**PASSAGE TO READ**
"""

Thus, after a decade of experience implementing SARSAI at 54 school areas (79 schools) reaching approximately 85,000 school children across nine countries in Africa, we developed the concept for Safe Schools Africa. The Safe Schools Africa programme applies the principles of SARSAI – providing for the most vulnerable road users – across the road financing and building project cycle. Such new roads can be hundreds of kilometres long and affect children at hundreds of schools.
Safe Schools Africa was developed with support from the FIA Foundation and is currently being rolled out on a number of World Bank financed roads projects in Africa. The project teams implementing these projects – which include financing institutions, governments, engineering consultants, and contractors – do not want people, above all children, to be killed or injured on the roads they build. Making roads safe is not a controversial proposition. However, the challenge is changing the practices that allow unsafe roads to be built, and Safe Schools Africa attempts to do just that.
Safe Schools Africa brings a microscope to the road safety needs of school children in the entire road design and construction process. The process of financing, designing and building roads in Africa can take years, and the best results come when safety has been considered every step of the way. We provide very focused attention on understanding the needs of school children who use the proposed project roads, and, by extension, the needs of other vulnerable road users. Government roads authorities, their design consultants and contractors can then use this detailed information as they plan, design and construct new roads, and the Safe Schools Africa team remains the voice children throughout the process, ensuring that their safety and that of others is prioritised.
The Safe Schools Africa approach is not rocket science and the principles being applied are not new. The innovation comes from the undivided focus on the needs of one of the most vulnerable groups of road users: school children. And this focus is important and very relevant because well-intentioned road design project teams are overstretched, focussing on so many different and sometimes competing aspects of roads projects – budgets, land ownership issues, workability of road alignments, contract management, the list could go on and on – which is often why the safety of vulnerable groups slips through the cracks.
We are currently applying the Safe Schools Africa approach on projects in Mozambique, Tanzania and Zambia. And, as was intended, it is clear that through this approach we can reach more schools and improve safety for more school children in a single year than we have in over a decade with SARSAI.
Looking into the future, I am confident that just as Safe Schools Africa evolved from SARSAI, Safe Schools Africa itself will be a stepping stone to developing solutions to the even larger challenge of the need for appropriate land use planning and its effect on road safety. Hopefully, we will reach a point in Africa where roads can be planned and built for appropriate settings and appropriate use from the very beginning. I am excited for the future, which I think, is very bright for the continent and for young people as, together, we continue to take steps – safely, sustainably and equitably – in a positive direction. With next month’s COP 27 taking place in Africa, it is an excellent opportunity to raise awareness of the unique challenges around transportation on the continent and how programmes like Safe Schools Africa can address some of these issues.

"""

**ACTIVITY LIST**
1 – Copy the passage on Safe Schools Africa word for word, between "The Safe Schools Africa approach is" and "through the cracks.", inclusive.
2 – According to the passage on Safe Schools Africa, which organization supported the development of Safe Schools Africa?
3 – Name every country where the passage on Safe Schools Africa says the Safe Schools Africa approach is currently being applied.
You can do everything here without the material that follows this passage.

**DATA FOR REVIEW**
"""

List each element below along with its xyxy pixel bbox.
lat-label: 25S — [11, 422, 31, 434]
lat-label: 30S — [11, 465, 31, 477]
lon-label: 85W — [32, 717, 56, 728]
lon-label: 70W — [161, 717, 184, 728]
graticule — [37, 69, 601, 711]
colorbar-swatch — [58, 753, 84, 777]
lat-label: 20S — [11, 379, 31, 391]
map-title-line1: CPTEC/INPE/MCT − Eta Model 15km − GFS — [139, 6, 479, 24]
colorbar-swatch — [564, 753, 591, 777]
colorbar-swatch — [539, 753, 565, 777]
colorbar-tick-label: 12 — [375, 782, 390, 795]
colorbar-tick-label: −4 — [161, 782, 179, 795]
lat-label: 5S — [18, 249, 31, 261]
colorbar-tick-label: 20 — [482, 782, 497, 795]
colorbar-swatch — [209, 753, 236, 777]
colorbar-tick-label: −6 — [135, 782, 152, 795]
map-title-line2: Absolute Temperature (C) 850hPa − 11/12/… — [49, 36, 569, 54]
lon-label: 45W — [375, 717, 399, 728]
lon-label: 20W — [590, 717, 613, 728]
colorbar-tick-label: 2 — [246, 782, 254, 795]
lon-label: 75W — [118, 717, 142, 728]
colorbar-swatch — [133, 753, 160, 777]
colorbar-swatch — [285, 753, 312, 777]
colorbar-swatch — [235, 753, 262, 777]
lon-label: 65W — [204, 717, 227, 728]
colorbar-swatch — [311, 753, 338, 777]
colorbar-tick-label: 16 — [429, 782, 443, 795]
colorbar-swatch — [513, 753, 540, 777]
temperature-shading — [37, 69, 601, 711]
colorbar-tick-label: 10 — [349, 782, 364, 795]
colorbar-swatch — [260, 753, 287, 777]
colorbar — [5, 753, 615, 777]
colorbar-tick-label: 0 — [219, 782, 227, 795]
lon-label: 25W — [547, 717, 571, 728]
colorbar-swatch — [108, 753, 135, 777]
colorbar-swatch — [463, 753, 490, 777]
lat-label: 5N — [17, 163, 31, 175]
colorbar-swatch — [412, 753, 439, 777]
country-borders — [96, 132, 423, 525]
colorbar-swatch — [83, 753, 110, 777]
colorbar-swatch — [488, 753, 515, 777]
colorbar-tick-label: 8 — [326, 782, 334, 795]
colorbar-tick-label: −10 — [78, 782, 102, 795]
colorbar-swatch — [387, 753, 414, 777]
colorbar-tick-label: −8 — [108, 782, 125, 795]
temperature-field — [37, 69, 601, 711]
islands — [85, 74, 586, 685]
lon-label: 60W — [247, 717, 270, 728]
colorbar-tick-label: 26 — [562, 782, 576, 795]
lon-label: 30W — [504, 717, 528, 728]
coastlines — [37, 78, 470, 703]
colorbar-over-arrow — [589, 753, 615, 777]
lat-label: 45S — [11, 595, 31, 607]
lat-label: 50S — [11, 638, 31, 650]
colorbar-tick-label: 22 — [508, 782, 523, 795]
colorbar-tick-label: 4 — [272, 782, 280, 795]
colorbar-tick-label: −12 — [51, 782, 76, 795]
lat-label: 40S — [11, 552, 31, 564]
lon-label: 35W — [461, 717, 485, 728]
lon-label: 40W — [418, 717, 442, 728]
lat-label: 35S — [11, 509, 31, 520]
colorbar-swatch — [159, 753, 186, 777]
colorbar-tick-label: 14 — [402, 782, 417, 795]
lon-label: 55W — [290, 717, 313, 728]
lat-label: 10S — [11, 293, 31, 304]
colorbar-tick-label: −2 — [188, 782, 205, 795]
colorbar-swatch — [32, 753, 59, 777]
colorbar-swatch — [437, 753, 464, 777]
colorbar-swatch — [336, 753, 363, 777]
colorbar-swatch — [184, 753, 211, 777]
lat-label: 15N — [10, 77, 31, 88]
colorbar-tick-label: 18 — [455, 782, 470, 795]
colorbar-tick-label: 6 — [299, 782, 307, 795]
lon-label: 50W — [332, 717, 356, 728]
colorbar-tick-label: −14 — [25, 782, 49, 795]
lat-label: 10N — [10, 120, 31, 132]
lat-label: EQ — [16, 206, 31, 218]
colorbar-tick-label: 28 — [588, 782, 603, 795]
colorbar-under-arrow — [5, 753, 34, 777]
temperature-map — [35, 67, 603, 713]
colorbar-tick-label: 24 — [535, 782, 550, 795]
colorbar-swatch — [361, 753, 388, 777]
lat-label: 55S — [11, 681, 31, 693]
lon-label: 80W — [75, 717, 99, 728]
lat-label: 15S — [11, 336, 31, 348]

"""

**ANSWERS PER TASK**
1 –
The Safe Schools Africa approach is not rocket science and the principles being applied are not new. The innovation comes from the undivided focus on the needs of one of the most vulnerable groups of road users: school children. And this focus is important and very relevant because well-intentioned road design project teams are overstretched, focussing on so many different and sometimes competing aspects of roads projects – budgets, land ownership issues, workability of road alignments, contract management, the list could go on and on – which is often why the safety of vulnerable groups slips through the cracks.

2 – The FIA Foundation.

3 – Mozambique, Tanzania, Zambia